— EXERCISE PROMPT —
Repeat all of the data precisely.

— EXERCISE INPUTS —
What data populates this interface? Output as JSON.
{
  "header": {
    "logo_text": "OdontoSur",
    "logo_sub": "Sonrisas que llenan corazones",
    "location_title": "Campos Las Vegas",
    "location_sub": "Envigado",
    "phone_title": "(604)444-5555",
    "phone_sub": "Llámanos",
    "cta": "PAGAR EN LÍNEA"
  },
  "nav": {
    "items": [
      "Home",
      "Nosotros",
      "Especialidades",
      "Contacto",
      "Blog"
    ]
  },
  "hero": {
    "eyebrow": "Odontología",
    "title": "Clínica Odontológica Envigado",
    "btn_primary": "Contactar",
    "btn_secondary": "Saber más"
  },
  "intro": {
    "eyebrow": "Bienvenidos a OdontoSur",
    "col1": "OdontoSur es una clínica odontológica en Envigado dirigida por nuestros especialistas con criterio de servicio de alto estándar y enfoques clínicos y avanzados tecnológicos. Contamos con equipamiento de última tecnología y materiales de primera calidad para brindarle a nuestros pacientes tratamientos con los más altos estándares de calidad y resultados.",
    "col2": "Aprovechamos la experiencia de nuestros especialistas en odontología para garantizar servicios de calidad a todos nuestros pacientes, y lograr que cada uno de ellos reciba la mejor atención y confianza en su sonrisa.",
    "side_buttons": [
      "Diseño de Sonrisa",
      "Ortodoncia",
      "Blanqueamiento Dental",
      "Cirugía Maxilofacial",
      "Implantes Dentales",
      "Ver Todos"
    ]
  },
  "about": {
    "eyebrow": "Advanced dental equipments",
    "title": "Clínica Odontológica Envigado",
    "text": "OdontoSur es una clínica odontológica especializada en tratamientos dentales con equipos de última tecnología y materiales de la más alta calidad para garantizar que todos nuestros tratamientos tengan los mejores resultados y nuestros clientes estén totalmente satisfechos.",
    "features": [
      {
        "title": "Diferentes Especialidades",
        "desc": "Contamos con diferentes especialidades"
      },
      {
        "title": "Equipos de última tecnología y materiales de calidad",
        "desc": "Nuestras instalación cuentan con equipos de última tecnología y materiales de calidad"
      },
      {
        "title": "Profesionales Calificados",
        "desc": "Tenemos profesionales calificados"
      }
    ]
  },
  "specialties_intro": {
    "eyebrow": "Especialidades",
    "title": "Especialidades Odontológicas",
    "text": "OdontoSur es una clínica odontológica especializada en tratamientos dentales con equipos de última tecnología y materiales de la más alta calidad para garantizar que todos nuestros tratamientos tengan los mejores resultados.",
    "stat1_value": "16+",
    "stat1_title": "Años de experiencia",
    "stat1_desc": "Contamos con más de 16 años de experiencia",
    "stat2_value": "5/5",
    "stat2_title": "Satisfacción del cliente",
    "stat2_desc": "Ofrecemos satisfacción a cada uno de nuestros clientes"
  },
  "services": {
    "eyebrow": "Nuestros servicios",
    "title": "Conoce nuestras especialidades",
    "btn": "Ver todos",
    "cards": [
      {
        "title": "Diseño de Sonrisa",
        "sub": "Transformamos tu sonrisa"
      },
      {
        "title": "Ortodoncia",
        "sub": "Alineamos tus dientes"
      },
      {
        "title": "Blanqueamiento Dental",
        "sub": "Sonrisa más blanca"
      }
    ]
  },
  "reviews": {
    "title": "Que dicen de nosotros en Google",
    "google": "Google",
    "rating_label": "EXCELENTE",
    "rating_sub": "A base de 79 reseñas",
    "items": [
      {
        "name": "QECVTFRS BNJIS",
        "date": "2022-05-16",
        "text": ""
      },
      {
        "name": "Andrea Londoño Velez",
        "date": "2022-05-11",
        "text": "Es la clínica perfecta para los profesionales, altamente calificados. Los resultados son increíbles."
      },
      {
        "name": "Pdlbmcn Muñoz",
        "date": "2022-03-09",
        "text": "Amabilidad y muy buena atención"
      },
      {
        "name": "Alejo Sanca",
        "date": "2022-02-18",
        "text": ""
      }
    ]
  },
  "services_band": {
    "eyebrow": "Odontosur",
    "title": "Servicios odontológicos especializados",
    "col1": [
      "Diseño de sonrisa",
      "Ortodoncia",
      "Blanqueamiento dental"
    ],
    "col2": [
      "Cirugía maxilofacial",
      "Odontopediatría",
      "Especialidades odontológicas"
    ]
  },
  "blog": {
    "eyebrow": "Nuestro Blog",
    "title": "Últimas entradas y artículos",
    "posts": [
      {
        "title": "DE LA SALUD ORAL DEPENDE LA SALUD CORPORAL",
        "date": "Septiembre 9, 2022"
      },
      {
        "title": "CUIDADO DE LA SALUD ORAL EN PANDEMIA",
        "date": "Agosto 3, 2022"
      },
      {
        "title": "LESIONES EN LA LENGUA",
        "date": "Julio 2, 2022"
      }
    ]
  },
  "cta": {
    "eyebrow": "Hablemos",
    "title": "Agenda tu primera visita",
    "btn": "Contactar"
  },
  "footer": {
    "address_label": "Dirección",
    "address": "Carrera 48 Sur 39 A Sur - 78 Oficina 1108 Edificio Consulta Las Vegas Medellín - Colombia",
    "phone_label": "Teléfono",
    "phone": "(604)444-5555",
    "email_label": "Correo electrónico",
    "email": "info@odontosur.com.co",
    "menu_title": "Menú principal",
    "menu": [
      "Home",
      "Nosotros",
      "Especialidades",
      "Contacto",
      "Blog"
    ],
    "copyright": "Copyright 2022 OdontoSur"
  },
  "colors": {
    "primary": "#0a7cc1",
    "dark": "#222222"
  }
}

— EXERCISE RESPONSE —
What data populates this interface? Output as JSON.
{
  "header": {
    "logo_text": "OdontoSur",
    "logo_sub": "Sonrisas que llenan corazones",
    "location_title": "Campos Las Vegas",
    "location_sub": "Envigado",
    "phone_title": "(604)444-5555",
    "phone_sub": "Llámanos",
    "cta": "PAGAR EN LÍNEA"
  },
  "nav": {
    "items": [
      "Home",
      "Nosotros",
      "Especialidades",
      "Contacto",
      "Blog"
    ]
  },
  "hero": {
    "eyebrow": "Odontología",
    "title": "Clínica Odontológica Envigado",
    "btn_primary": "Contactar",
    "btn_secondary": "Saber más"
  },
  "intro": {
    "eyebrow": "Bienvenidos a OdontoSur",
    "col1": "OdontoSur es una clínica odontológica en Envigado dirigida por nuestros especialistas con criterio de servicio de alto estándar y enfoques clínicos y avanzados tecnológicos. Contamos con equipamiento de última tecnología y materiales de primera calidad para brindarle a nuestros pacientes tratamientos con los más altos estándares de calidad y resultados.",
    "col2": "Aprovechamos la experiencia de nuestros especialistas en odontología para garantizar servicios de calidad a todos nuestros pacientes, y lograr que cada uno de ellos reciba la mejor atención y confianza en su sonrisa.",
    "side_buttons": [
      "Diseño de Sonrisa",
      "Ortodoncia",
      "Blanqueamiento Dental",
      "Cirugía Maxilofacial",
      "Implantes Dentales",
      "Ver Todos"
    ]
  },
  "about": {
    "eyebrow": "Advanced dental equipments",
    "title": "Clínica Odontológica Envigado",
    "text": "OdontoSur es una clínica odontológica especializada en tratamientos dentales con equipos de última tecnología y materiales de la más alta calidad para garantizar que todos nuestros tratamientos tengan los mejores resultados y nuestros clientes estén totalmente satisfechos.",
    "features": [
      {
        "title": "Diferentes Especialidades",
        "desc": "Contamos con diferentes especialidades"
      },
      {
        "title": "Equipos de última tecnología y materiales de calidad",
        "desc": "Nuestras instalación cuentan con equipos de última tecnología y materiales de calidad"
      },
      {
        "title": "Profesionales Calificados",
        "desc": "Tenemos profesionales calificados"
      }
    ]
  },
  "specialties_intro": {
    "eyebrow": "Especialidades",
    "title": "Especialidades Odontológicas",
    "text": "OdontoSur es una clínica odontológica especializada en tratamientos dentales con equipos de última tecnología y materiales de la más alta calidad para garantizar que todos nuestros tratamientos tengan los mejores resultados.",
    "stat1_value": "16+",
    "stat1_title": "Años de experiencia",
    "stat1_desc": "Contamos con más de 16 años de experiencia",
    "stat2_value": "5/5",
    "stat2_title": "Satisfacción del cliente",
    "stat2_desc": "Ofrecemos satisfacción a cada uno de nuestros clientes"
  },
  "services": {
    "eyebrow": "Nuestros servicios",
    "title": "Conoce nuestras especialidades",
    "btn": "Ver todos",
    "cards": [
      {
        "title": "Diseño de Sonrisa",
        "sub": "Transformamos tu sonrisa"
      },
      {
        "title": "Ortodoncia",
        "sub": "Alineamos tus dientes"
      },
      {
        "title": "Blanqueamiento Dental",
        "sub": "Sonrisa más blanca"
      }
    ]
  },
  "reviews": {
    "title": "Que dicen de nosotros en Google",
    "google": "Google",
    "rating_label": "EXCELENTE",
    "rating_sub": "A base de 79 reseñas",
    "items": [
      {
        "name": "QECVTFRS BNJIS",
        "date": "2022-05-16",
        "text": ""
      },
      {
        "name": "Andrea Londoño Velez",
        "date": "2022-05-11",
        "text": "Es la clínica perfecta para los profesionales, altamente calificados. Los resultados son increíbles."
      },
      {
        "name": "Pdlbmcn Muñoz",
        "date": "2022-03-09",
        "text": "Amabilidad y muy buena atención"
      },
      {
        "name": "Alejo Sanca",
        "date": "2022-02-18",
        "text": ""
      }
    ]
  },
  "services_band": {
    "eyebrow": "Odontosur",
    "title": "Servicios odontológicos especializados",
    "col1": [
      "Diseño de sonrisa",
      "Ortodoncia",
      "Blanqueamiento dental"
    ],
    "col2": [
      "Cirugía maxilofacial",
      "Odontopediatría",
      "Especialidades odontológicas"
    ]
  },
  "blog": {
    "eyebrow": "Nuestro Blog",
    "title": "Últimas entradas y artículos",
    "posts": [
      {
        "title": "DE LA SALUD ORAL DEPENDE LA SALUD CORPORAL",
        "date": "Septiembre 9, 2022"
      },
      {
        "title": "CUIDADO DE LA SALUD ORAL EN PANDEMIA",
        "date": "Agosto 3, 2022"
      },
      {
        "title": "LESIONES EN LA LENGUA",
        "date": "Julio 2, 2022"
      }
    ]
  },
  "cta": {
    "eyebrow": "Hablemos",
    "title": "Agenda tu primera visita",
    "btn": "Contactar"
  },
  "footer": {
    "address_label": "Dirección",
    "address": "Carrera 48 Sur 39 A Sur - 78 Oficina 1108 Edificio Consulta Las Vegas Medellín - Colombia",
    "phone_label": "Teléfono",
    "phone": "(604)444-5555",
    "email_label": "Correo electrónico",
    "email": "info@odontosur.com.co",
    "menu_title": "Menú principal",
    "menu": [
      "Home",
      "Nosotros",
      "Especialidades",
      "Contacto",
      "Blog"
    ],
    "copyright": "Copyright 2022 OdontoSur"
  },
  "colors": {
    "primary": "#0a7cc1",
    "dark": "#222222"
  }
}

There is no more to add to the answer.